## Your instructions
Set down the material once more, exactly as it appears.

========================

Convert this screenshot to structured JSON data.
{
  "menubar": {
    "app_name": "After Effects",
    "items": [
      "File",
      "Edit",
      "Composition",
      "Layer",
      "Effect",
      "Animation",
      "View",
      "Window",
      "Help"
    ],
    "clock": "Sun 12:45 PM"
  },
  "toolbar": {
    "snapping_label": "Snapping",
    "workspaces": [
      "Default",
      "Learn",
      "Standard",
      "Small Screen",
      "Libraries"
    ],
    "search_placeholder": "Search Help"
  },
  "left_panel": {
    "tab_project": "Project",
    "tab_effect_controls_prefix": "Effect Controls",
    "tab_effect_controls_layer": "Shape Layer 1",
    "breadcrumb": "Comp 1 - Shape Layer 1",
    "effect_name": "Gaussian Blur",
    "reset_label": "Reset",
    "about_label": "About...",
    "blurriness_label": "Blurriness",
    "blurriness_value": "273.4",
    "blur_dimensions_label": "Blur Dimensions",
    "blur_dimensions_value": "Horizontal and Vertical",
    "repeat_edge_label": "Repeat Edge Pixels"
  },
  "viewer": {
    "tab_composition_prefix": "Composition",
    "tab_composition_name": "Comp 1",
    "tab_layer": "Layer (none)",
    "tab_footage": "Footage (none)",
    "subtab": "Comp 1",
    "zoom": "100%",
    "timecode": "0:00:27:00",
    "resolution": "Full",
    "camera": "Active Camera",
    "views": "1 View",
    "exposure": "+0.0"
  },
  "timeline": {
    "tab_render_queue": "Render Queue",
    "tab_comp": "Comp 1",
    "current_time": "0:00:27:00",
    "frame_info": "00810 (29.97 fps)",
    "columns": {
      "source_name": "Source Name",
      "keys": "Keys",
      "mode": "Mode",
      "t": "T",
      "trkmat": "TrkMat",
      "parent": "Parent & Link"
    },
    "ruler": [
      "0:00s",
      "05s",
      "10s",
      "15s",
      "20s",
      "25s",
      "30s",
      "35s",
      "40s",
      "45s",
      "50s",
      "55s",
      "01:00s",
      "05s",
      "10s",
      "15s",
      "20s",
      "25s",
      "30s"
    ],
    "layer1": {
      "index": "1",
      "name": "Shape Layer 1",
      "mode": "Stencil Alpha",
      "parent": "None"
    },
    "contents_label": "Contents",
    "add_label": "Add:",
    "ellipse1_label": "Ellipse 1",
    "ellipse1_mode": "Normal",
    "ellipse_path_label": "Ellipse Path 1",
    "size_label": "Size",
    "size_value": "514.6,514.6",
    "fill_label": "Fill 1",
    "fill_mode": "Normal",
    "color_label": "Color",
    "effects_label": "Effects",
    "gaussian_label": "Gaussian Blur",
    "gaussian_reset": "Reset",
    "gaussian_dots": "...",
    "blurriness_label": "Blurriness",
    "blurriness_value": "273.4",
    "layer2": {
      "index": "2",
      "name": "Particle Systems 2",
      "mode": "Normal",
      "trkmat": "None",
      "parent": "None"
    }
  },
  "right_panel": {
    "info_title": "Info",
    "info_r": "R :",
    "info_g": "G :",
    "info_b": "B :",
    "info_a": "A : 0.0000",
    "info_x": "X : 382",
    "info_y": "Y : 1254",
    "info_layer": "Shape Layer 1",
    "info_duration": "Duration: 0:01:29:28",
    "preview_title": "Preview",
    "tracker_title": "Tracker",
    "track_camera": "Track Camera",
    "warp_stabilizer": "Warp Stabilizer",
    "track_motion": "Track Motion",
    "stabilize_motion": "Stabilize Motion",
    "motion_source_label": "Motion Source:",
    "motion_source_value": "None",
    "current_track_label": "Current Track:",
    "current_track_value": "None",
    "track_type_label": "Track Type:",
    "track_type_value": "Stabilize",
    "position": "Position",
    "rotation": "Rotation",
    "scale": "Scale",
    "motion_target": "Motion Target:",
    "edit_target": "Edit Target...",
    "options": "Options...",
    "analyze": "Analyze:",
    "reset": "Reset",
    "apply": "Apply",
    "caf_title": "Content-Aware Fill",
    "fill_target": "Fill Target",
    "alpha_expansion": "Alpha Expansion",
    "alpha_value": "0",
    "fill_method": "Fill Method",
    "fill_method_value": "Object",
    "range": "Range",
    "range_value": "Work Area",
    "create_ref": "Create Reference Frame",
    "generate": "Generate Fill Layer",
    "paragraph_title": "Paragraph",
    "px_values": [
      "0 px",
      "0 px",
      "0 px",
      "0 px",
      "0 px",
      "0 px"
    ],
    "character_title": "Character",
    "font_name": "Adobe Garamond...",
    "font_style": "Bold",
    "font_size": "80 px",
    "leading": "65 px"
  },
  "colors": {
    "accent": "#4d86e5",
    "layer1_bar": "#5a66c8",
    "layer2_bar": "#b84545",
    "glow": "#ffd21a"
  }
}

========================

## Final answer
Convert this screenshot to structured JSON data.
{
  "menubar": {
    "app_name": "After Effects",
    "items": [
      "File",
      "Edit",
      "Composition",
      "Layer",
      "Effect",
      "Animation",
      "View",
      "Window",
      "Help"
    ],
    "clock": "Sun 12:45 PM"
  },
  "toolbar": {
    "snapping_label": "Snapping",
    "workspaces": [
      "Default",
      "Learn",
      "Standard",
      "Small Screen",
      "Libraries"
    ],
    "search_placeholder": "Search Help"
  },
  "left_panel": {
    "tab_project": "Project",
    "tab_effect_controls_prefix": "Effect Controls",
    "tab_effect_controls_layer": "Shape Layer 1",
    "breadcrumb": "Comp 1 - Shape Layer 1",
    "effect_name": "Gaussian Blur",
    "reset_label": "Reset",
    "about_label": "About...",
    "blurriness_label": "Blurriness",
    "blurriness_value": "273.4",
    "blur_dimensions_label": "Blur Dimensions",
    "blur_dimensions_value": "Horizontal and Vertical",
    "repeat_edge_label": "Repeat Edge Pixels"
  },
  "viewer": {
    "tab_composition_prefix": "Composition",
    "tab_composition_name": "Comp 1",
    "tab_layer": "Layer (none)",
    "tab_footage": "Footage (none)",
    "subtab": "Comp 1",
    "zoom": "100%",
    "timecode": "0:00:27:00",
    "resolution": "Full",
    "camera": "Active Camera",
    "views": "1 View",
    "exposure": "+0.0"
  },
  "timeline": {
    "tab_render_queue": "Render Queue",
    "tab_comp": "Comp 1",
    "current_time": "0:00:27:00",
    "frame_info": "00810 (29.97 fps)",
    "columns": {
      "source_name": "Source Name",
      "keys": "Keys",
      "mode": "Mode",
      "t": "T",
      "trkmat": "TrkMat",
      "parent": "Parent & Link"
    },
    "ruler": [
      "0:00s",
      "05s",
      "10s",
      "15s",
      "20s",
      "25s",
      "30s",
      "35s",
      "40s",
      "45s",
      "50s",
      "55s",
      "01:00s",
      "05s",
      "10s",
      "15s",
      "20s",
      "25s",
      "30s"
    ],
    "layer1": {
      "index": "1",
      "name": "Shape Layer 1",
      "mode": "Stencil Alpha",
      "parent": "None"
    },
    "contents_label": "Contents",
    "add_label": "Add:",
    "ellipse1_label": "Ellipse 1",
    "ellipse1_mode": "Normal",
    "ellipse_path_label": "Ellipse Path 1",
    "size_label": "Size",
    "size_value": "514.6,514.6",
    "fill_label": "Fill 1",
    "fill_mode": "Normal",
    "color_label": "Color",
    "effects_label": "Effects",
    "gaussian_label": "Gaussian Blur",
    "gaussian_reset": "Reset",
    "gaussian_dots": "...",
    "blurriness_label": "Blurriness",
    "blurriness_value": "273.4",
    "layer2": {
      "index": "2",
      "name": "Particle Systems 2",
      "mode": "Normal",
      "trkmat": "None",
      "parent": "None"
    }
  },
  "right_panel": {
    "info_title": "Info",
    "info_r": "R :",
    "info_g": "G :",
    "info_b": "B :",
    "info_a": "A : 0.0000",
    "info_x": "X : 382",
    "info_y": "Y : 1254",
    "info_layer": "Shape Layer 1",
    "info_duration": "Duration: 0:01:29:28",
    "preview_title": "Preview",
    "tracker_title": "Tracker",
    "track_camera": "Track Camera",
    "warp_stabilizer": "Warp Stabilizer",
    "track_motion": "Track Motion",
    "stabilize_motion": "Stabilize Motion",
    "motion_source_label": "Motion Source:",
    "motion_source_value": "None",
    "current_track_label": "Current Track:",
    "current_track_value": "None",
    "track_type_label": "Track Type:",
    "track_type_value": "Stabilize",
    "position": "Position",
    "rotation": "Rotation",
    "scale": "Scale",
    "motion_target": "Motion Target:",
    "edit_target": "Edit Target...",
    "options": "Options...",
    "analyze": "Analyze:",
    "reset": "Reset",
    "apply": "Apply",
    "caf_title": "Content-Aware Fill",
    "fill_target": "Fill Target",
    "alpha_expansion": "Alpha Expansion",
    "alpha_value": "0",
    "fill_method": "Fill Method",
    "fill_method_value": "Object",
    "range": "Range",
    "range_value": "Work Area",
    "create_ref": "Create Reference Frame",
    "generate": "Generate Fill Layer",
    "paragraph_title": "Paragraph",
    "px_values": [
      "0 px",
      "0 px",
      "0 px",
      "0 px",
      "0 px",
      "0 px"
    ],
    "character_title": "Character",
    "font_name": "Adobe Garamond...",
    "font_style": "Bold",
    "font_size": "80 px",
    "leading": "65 px"
  },
  "colors": {
    "accent": "#4d86e5",
    "layer1_bar": "#5a66c8",
    "layer2_bar": "#b84545",
    "glow": "#ffd21a"
  }
}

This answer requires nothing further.